◆ OBJECTIVE:
Find the lines that hold the word "text" and return them.

◆ Data records:

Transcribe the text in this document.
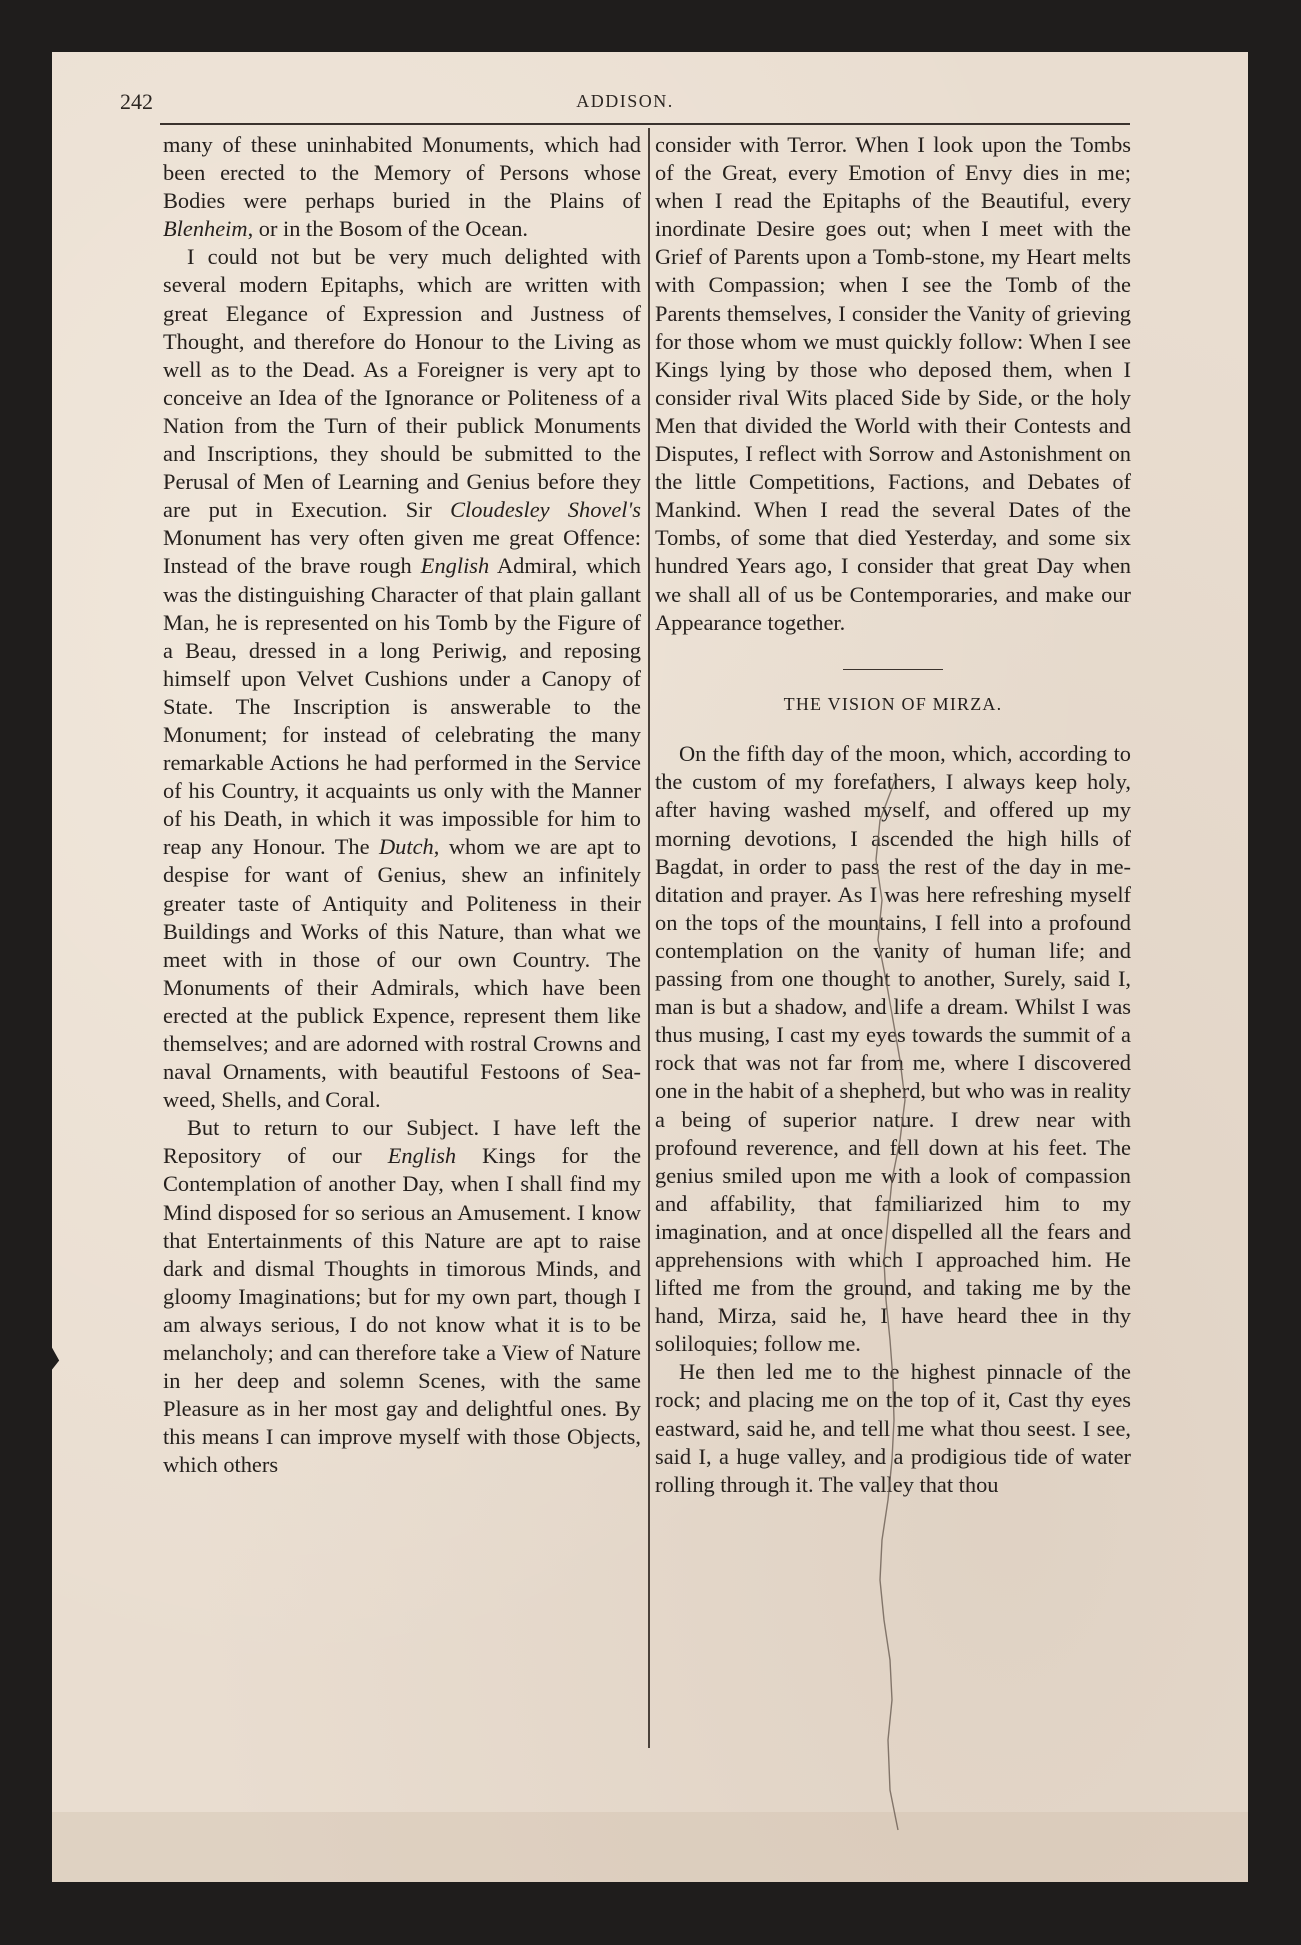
242	ADDISON.

many of these uninhabited Monuments, which had been erected to the Memory of Persons whose Bodies were perhaps buried in the Plains of Blenheim, or in the Bosom of the Ocean.

I could not but be very much delighted with several modern Epitaphs, which are written with great Elegance of Expression and Justness of Thought, and therefore do Honour to the Living as well as to the Dead. As a Foreigner is very apt to conceive an Idea of the Ignorance or Politeness of a Nation from the Turn of their publick Monuments and Inscriptions, they should be submitted to the Perusal of Men of Learning and Genius before they are put in Execution. Sir Cloudesley Shovel's Monument has very often given me great Offence: Instead of the brave rough English Admiral, which was the distinguishing Character of that plain gallant Man, he is represented on his Tomb by the Figure of a Beau, dressed in a long Periwig, and reposing himself upon Velvet Cushions under a Canopy of State. The Inscription is answerable to the Monument; for instead of celebrating the many remarkable Actions he had performed in the Service of his Country, it acquaints us only with the Manner of his Death, in which it was impossible for him to reap any Honour. The Dutch, whom we are apt to despise for want of Genius, shew an infinitely greater taste of Antiquity and Politeness in their Buildings and Works of this Nature, than what we meet with in those of our own Country. The Monuments of their Admirals, which have been erected at the publick Expence, represent them like themselves; and are adorned with rostral Crowns and naval Ornaments, with beautiful Festoons of Sea-weed, Shells, and Coral.

But to return to our Subject. I have left the Repository of our English Kings for the Contemplation of another Day, when I shall find my Mind disposed for so serious an Amusement. I know that Entertainments of this Nature are apt to raise dark and dismal Thoughts in timorous Minds, and gloomy Imaginations; but for my own part, though I am always serious, I do not know what it is to be melancholy; and can therefore take a View of Nature in her deep and solemn Scenes, with the same Pleasure as in her most gay and delightful ones. By this means I can improve myself with those Objects, which others

consider with Terror. When I look upon the Tombs of the Great, every Emotion of Envy dies in me; when I read the Epitaphs of the Beautiful, every inordinate Desire goes out; when I meet with the Grief of Parents upon a Tomb-stone, my Heart melts with Compassion; when I see the Tomb of the Parents themselves, I consider the Vanity of grieving for those whom we must quickly follow: When I see Kings lying by those who deposed them, when I consider rival Wits placed Side by Side, or the holy Men that divided the World with their Contests and Disputes, I reflect with Sorrow and Astonishment on the little Competitions, Factions, and Debates of Mankind. When I read the several Dates of the Tombs, of some that died Yesterday, and some six hundred Years ago, I consider that great Day when we shall all of us be Contemporaries, and make our Appearance together.

THE VISION OF MIRZA.

On the fifth day of the moon, which, according to the custom of my forefathers, I always keep holy, after having washed myself, and offered up my morning devotions, I ascended the high hills of Bagdat, in order to pass the rest of the day in meditation and prayer. As I was here refreshing myself on the tops of the mountains, I fell into a profound contemplation on the vanity of human life; and passing from one thought to another, Surely, said I, man is but a shadow, and life a dream. Whilst I was thus musing, I cast my eyes towards the summit of a rock that was not far from me, where I discovered one in the habit of a shepherd, but who was in reality a being of superior nature. I drew near with profound reverence, and fell down at his feet. The genius smiled upon me with a look of compassion and affability, that familiarized him to my imagination, and at once dispelled all the fears and apprehensions with which I approached him. He lifted me from the ground, and taking me by the hand, Mirza, said he, I have heard thee in thy soliloquies; follow me.

He then led me to the highest pinnacle of the rock; and placing me on the top of it, Cast thy eyes eastward, said he, and tell me what thou seest. I see, said I, a huge valley, and a prodigious tide of water rolling through it. The valley that thou
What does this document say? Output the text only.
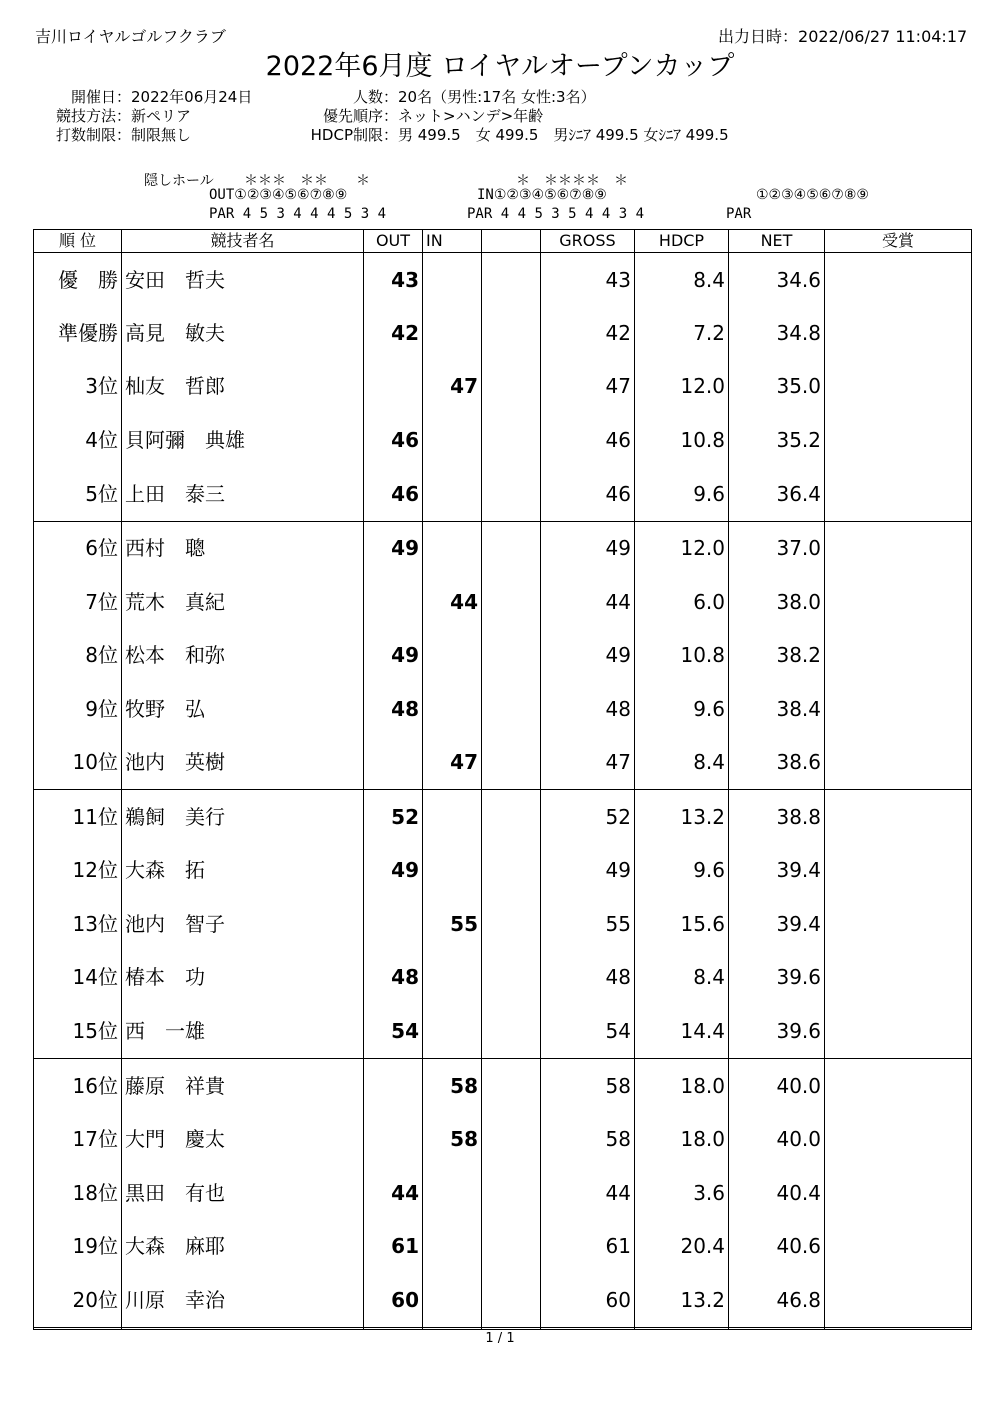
吉川ロイヤルゴルフクラブ	出力日時：2022/06/27 11:04:17
2022年6月度 ロイヤルオープンカップ
開催日：2022年06月24日
競技方法：新ペリア
打数制限：制限無し
人数：20名（男性:17名 女性:3名）
優先順序：ネット>ハンデ>年齢
HDCP制限：男 499.5　女 499.5　男ｼﾆｱ 499.5 女ｼﾆｱ 499.5
隠しホール ＊＊＊　＊＊　　＊	＊　＊＊＊＊　＊
OUT①②③④⑤⑥⑦⑧⑨	IN①②③④⑤⑥⑦⑧⑨	①②③④⑤⑥⑦⑧⑨
PAR 4 5 3 4 4 4 5 3 4	PAR 4 4 5 3 5 4 4 3 4	PAR
順 位	競技者名	OUT	IN		GROSS	HDCP	NET	受賞
優　勝	安田　哲夫	43			43	8.4	34.6	
準優勝	高見　敏夫	42			42	7.2	34.8	
3位	杣友　哲郎		47		47	12.0	35.0	
4位	貝阿彌　典雄	46			46	10.8	35.2	
5位	上田　泰三	46			46	9.6	36.4	
6位	西村　聰	49			49	12.0	37.0	
7位	荒木　真紀		44		44	6.0	38.0	
8位	松本　和弥	49			49	10.8	38.2	
9位	牧野　弘	48			48	9.6	38.4	
10位	池内　英樹		47		47	8.4	38.6	
11位	鵜飼　美行	52			52	13.2	38.8	
12位	大森　拓	49			49	9.6	39.4	
13位	池内　智子		55		55	15.6	39.4	
14位	椿本　功	48			48	8.4	39.6	
15位	西　一雄	54			54	14.4	39.6	
16位	藤原　祥貴		58		58	18.0	40.0	
17位	大門　慶太		58		58	18.0	40.0	
18位	黒田　有也	44			44	3.6	40.4	
19位	大森　麻耶	61			61	20.4	40.6	
20位	川原　幸治	60			60	13.2	46.8	

1 / 1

◆ EXERCISE RESPONSE:
Transcribe the text in this document.
What does this document say? Output the text only.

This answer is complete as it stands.